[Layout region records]
================

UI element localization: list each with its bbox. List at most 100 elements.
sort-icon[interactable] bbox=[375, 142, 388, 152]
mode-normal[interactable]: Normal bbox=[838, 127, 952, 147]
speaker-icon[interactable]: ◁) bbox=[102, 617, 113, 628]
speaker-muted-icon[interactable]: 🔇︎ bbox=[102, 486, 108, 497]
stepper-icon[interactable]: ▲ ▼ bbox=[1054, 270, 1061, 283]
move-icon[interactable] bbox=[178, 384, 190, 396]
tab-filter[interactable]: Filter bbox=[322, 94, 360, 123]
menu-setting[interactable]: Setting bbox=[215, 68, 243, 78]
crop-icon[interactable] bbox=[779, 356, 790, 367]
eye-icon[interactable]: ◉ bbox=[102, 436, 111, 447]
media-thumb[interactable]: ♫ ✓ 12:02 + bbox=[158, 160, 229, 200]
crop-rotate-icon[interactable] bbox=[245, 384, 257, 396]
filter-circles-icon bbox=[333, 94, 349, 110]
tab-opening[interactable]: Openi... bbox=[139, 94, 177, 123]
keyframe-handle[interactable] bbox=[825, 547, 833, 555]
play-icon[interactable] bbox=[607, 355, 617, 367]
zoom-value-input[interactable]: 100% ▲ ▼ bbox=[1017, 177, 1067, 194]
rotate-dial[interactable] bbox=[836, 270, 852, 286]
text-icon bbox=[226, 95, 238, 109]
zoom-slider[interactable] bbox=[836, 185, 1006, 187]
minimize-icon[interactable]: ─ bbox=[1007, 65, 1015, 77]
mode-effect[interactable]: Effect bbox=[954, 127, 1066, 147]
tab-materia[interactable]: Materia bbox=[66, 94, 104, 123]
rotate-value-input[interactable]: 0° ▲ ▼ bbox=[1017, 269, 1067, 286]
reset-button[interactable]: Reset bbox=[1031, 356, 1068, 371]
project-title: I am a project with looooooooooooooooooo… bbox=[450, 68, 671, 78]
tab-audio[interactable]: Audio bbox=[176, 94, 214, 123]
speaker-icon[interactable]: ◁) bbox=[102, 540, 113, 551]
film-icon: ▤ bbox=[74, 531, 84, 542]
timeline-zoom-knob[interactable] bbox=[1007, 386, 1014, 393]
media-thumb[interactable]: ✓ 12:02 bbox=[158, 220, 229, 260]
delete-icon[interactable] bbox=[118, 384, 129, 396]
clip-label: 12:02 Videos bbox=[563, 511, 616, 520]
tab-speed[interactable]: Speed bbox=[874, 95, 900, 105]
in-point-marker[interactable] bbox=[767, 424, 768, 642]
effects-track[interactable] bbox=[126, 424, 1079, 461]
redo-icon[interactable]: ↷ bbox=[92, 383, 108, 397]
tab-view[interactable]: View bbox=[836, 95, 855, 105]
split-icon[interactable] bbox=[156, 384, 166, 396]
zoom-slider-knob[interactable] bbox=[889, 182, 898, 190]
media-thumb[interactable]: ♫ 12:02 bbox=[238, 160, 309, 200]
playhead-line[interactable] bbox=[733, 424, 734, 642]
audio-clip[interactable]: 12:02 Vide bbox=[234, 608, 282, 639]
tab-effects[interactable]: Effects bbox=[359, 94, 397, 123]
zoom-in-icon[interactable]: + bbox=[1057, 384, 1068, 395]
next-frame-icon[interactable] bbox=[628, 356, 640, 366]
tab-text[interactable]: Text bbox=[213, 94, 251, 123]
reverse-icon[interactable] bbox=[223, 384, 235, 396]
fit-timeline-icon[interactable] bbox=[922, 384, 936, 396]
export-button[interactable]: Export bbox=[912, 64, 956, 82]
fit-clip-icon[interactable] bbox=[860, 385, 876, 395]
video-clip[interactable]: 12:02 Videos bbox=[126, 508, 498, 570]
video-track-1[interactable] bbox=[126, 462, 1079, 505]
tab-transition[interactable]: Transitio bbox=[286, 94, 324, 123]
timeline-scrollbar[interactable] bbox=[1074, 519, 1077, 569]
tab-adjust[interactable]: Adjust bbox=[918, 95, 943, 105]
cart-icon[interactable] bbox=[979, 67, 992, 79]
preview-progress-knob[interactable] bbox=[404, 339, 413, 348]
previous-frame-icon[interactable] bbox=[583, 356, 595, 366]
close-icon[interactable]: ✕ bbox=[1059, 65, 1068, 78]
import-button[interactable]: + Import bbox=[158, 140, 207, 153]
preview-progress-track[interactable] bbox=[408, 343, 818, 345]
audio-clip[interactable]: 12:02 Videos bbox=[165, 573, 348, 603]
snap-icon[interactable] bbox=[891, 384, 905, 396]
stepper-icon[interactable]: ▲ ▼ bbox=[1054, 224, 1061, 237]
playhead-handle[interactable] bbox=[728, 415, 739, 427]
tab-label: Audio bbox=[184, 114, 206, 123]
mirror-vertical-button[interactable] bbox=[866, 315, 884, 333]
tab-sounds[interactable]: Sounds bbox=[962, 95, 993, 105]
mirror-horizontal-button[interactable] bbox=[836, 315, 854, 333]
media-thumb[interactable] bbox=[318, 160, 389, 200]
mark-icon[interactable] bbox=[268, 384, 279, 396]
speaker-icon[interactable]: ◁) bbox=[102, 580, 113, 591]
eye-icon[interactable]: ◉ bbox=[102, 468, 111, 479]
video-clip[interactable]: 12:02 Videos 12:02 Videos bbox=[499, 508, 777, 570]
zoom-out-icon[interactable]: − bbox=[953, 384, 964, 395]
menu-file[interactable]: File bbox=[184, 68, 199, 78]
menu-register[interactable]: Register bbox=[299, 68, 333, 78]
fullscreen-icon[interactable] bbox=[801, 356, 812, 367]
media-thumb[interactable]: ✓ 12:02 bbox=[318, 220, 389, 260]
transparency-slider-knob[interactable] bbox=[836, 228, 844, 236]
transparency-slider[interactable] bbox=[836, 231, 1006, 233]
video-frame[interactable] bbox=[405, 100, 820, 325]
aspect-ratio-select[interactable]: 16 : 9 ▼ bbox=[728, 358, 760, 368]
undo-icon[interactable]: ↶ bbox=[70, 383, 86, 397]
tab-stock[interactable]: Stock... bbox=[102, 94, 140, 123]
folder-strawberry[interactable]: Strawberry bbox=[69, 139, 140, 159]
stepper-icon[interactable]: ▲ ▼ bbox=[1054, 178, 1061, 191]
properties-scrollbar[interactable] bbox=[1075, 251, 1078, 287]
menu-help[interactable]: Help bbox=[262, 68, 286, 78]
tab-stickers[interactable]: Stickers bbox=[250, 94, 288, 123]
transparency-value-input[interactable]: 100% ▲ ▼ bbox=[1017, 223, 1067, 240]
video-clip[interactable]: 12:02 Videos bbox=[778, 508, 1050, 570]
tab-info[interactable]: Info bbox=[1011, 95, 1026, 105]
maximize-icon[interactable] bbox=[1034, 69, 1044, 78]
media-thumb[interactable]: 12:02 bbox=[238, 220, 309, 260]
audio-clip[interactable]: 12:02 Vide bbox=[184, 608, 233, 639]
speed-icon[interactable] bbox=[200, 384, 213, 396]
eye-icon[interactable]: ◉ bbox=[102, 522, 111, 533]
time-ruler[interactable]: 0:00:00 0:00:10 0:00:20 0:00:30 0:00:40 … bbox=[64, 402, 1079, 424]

================

Arrange all of the data above as a JSON list of strings, one string per line, and omit any blank lines.

» EXERCISE RESULT
[
  "UI element localization: list each with its bbox. List at most 100 elements.",
  "sort-icon[interactable] bbox=[375, 142, 388, 152]",
  "mode-normal[interactable]: Normal bbox=[838, 127, 952, 147]",
  "speaker-icon[interactable]: ◁) bbox=[102, 617, 113, 628]",
  "speaker-muted-icon[interactable]: 🔇︎ bbox=[102, 486, 108, 497]",
  "stepper-icon[interactable]: ▲ ▼ bbox=[1054, 270, 1061, 283]",
  "move-icon[interactable] bbox=[178, 384, 190, 396]",
  "tab-filter[interactable]: Filter bbox=[322, 94, 360, 123]",
  "menu-setting[interactable]: Setting bbox=[215, 68, 243, 78]",
  "crop-icon[interactable] bbox=[779, 356, 790, 367]",
  "eye-icon[interactable]: ◉ bbox=[102, 436, 111, 447]",
  "media-thumb[interactable]: ♫ ✓ 12:02 + bbox=[158, 160, 229, 200]",
  "crop-rotate-icon[interactable] bbox=[245, 384, 257, 396]",
  "filter-circles-icon bbox=[333, 94, 349, 110]",
  "tab-opening[interactable]: Openi... bbox=[139, 94, 177, 123]",
  "keyframe-handle[interactable] bbox=[825, 547, 833, 555]",
  "play-icon[interactable] bbox=[607, 355, 617, 367]",
  "zoom-value-input[interactable]: 100% ▲ ▼ bbox=[1017, 177, 1067, 194]",
  "rotate-dial[interactable] bbox=[836, 270, 852, 286]",
  "text-icon bbox=[226, 95, 238, 109]",
  "zoom-slider[interactable] bbox=[836, 185, 1006, 187]",
  "minimize-icon[interactable]: ─ bbox=[1007, 65, 1015, 77]",
  "mode-effect[interactable]: Effect bbox=[954, 127, 1066, 147]",
  "tab-materia[interactable]: Materia bbox=[66, 94, 104, 123]",
  "rotate-value-input[interactable]: 0° ▲ ▼ bbox=[1017, 269, 1067, 286]",
  "reset-button[interactable]: Reset bbox=[1031, 356, 1068, 371]",
  "project-title: I am a project with looooooooooooooooooo… bbox=[450, 68, 671, 78]",
  "tab-audio[interactable]: Audio bbox=[176, 94, 214, 123]",
  "speaker-icon[interactable]: ◁) bbox=[102, 540, 113, 551]",
  "film-icon: ▤ bbox=[74, 531, 84, 542]",
  "timeline-zoom-knob[interactable] bbox=[1007, 386, 1014, 393]",
  "media-thumb[interactable]: ✓ 12:02 bbox=[158, 220, 229, 260]",
  "delete-icon[interactable] bbox=[118, 384, 129, 396]",
  "clip-label: 12:02 Videos bbox=[563, 511, 616, 520]",
  "tab-speed[interactable]: Speed bbox=[874, 95, 900, 105]",
  "in-point-marker[interactable] bbox=[767, 424, 768, 642]",
  "effects-track[interactable] bbox=[126, 424, 1079, 461]",
  "redo-icon[interactable]: ↷ bbox=[92, 383, 108, 397]",
  "tab-view[interactable]: View bbox=[836, 95, 855, 105]",
  "split-icon[interactable] bbox=[156, 384, 166, 396]",
  "zoom-slider-knob[interactable] bbox=[889, 182, 898, 190]",
  "media-thumb[interactable]: ♫ 12:02 bbox=[238, 160, 309, 200]",
  "playhead-line[interactable] bbox=[733, 424, 734, 642]",
  "audio-clip[interactable]: 12:02 Vide bbox=[234, 608, 282, 639]",
  "tab-effects[interactable]: Effects bbox=[359, 94, 397, 123]",
  "zoom-in-icon[interactable]: + bbox=[1057, 384, 1068, 395]",
  "next-frame-icon[interactable] bbox=[628, 356, 640, 366]",
  "tab-text[interactable]: Text bbox=[213, 94, 251, 123]",
  "reverse-icon[interactable] bbox=[223, 384, 235, 396]",
  "fit-timeline-icon[interactable] bbox=[922, 384, 936, 396]",
  "export-button[interactable]: Export bbox=[912, 64, 956, 82]",
  "fit-clip-icon[interactable] bbox=[860, 385, 876, 395]",
  "video-clip[interactable]: 12:02 Videos bbox=[126, 508, 498, 570]",
  "video-track-1[interactable] bbox=[126, 462, 1079, 505]",
  "tab-transition[interactable]: Transitio bbox=[286, 94, 324, 123]",
  "timeline-scrollbar[interactable] bbox=[1074, 519, 1077, 569]",
  "tab-adjust[interactable]: Adjust bbox=[918, 95, 943, 105]",
  "cart-icon[interactable] bbox=[979, 67, 992, 79]",
  "preview-progress-knob[interactable] bbox=[404, 339, 413, 348]",
  "previous-frame-icon[interactable] bbox=[583, 356, 595, 366]",
  "close-icon[interactable]: ✕ bbox=[1059, 65, 1068, 78]",
  "import-button[interactable]: + Import bbox=[158, 140, 207, 153]",
  "preview-progress-track[interactable] bbox=[408, 343, 818, 345]",
  "audio-clip[interactable]: 12:02 Videos bbox=[165, 573, 348, 603]",
  "snap-icon[interactable] bbox=[891, 384, 905, 396]",
  "stepper-icon[interactable]: ▲ ▼ bbox=[1054, 224, 1061, 237]",
  "playhead-handle[interactable] bbox=[728, 415, 739, 427]",
  "tab-label: Audio bbox=[184, 114, 206, 123]",
  "mirror-vertical-button[interactable] bbox=[866, 315, 884, 333]",
  "tab-sounds[interactable]: Sounds bbox=[962, 95, 993, 105]",
  "mirror-horizontal-button[interactable] bbox=[836, 315, 854, 333]",
  "media-thumb[interactable] bbox=[318, 160, 389, 200]",
  "mark-icon[interactable] bbox=[268, 384, 279, 396]",
  "speaker-icon[interactable]: ◁) bbox=[102, 580, 113, 591]",
  "eye-icon[interactable]: ◉ bbox=[102, 468, 111, 479]",
  "video-clip[interactable]: 12:02 Videos 12:02 Videos bbox=[499, 508, 777, 570]",
  "zoom-out-icon[interactable]: − bbox=[953, 384, 964, 395]",
  "menu-file[interactable]: File bbox=[184, 68, 199, 78]",
  "menu-register[interactable]: Register bbox=[299, 68, 333, 78]",
  "fullscreen-icon[interactable] bbox=[801, 356, 812, 367]",
  "media-thumb[interactable]: ✓ 12:02 bbox=[318, 220, 389, 260]",
  "transparency-slider-knob[interactable] bbox=[836, 228, 844, 236]",
  "transparency-slider[interactable] bbox=[836, 231, 1006, 233]",
  "video-frame[interactable] bbox=[405, 100, 820, 325]",
  "aspect-ratio-select[interactable]: 16 : 9 ▼ bbox=[728, 358, 760, 368]",
  "undo-icon[interactable]: ↶ bbox=[70, 383, 86, 397]",
  "tab-stock[interactable]: Stock... bbox=[102, 94, 140, 123]",
  "folder-strawberry[interactable]: Strawberry bbox=[69, 139, 140, 159]",
  "stepper-icon[interactable]: ▲ ▼ bbox=[1054, 178, 1061, 191]",
  "properties-scrollbar[interactable] bbox=[1075, 251, 1078, 287]",
  "menu-help[interactable]: Help bbox=[262, 68, 286, 78]",
  "tab-stickers[interactable]: Stickers bbox=[250, 94, 288, 123]",
  "transparency-value-input[interactable]: 100% ▲ ▼ bbox=[1017, 223, 1067, 240]",
  "video-clip[interactable]: 12:02 Videos bbox=[778, 508, 1050, 570]",
  "tab-info[interactable]: Info bbox=[1011, 95, 1026, 105]",
  "maximize-icon[interactable] bbox=[1034, 69, 1044, 78]",
  "media-thumb[interactable]: 12:02 bbox=[238, 220, 309, 260]",
  "audio-clip[interactable]: 12:02 Vide bbox=[184, 608, 233, 639]",
  "speed-icon[interactable] bbox=[200, 384, 213, 396]",
  "eye-icon[interactable]: ◉ bbox=[102, 522, 111, 533]",
  "time-ruler[interactable]: 0:00:00 0:00:10 0:00:20 0:00:30 0:00:40 … bbox=[64, 402, 1079, 424]"
]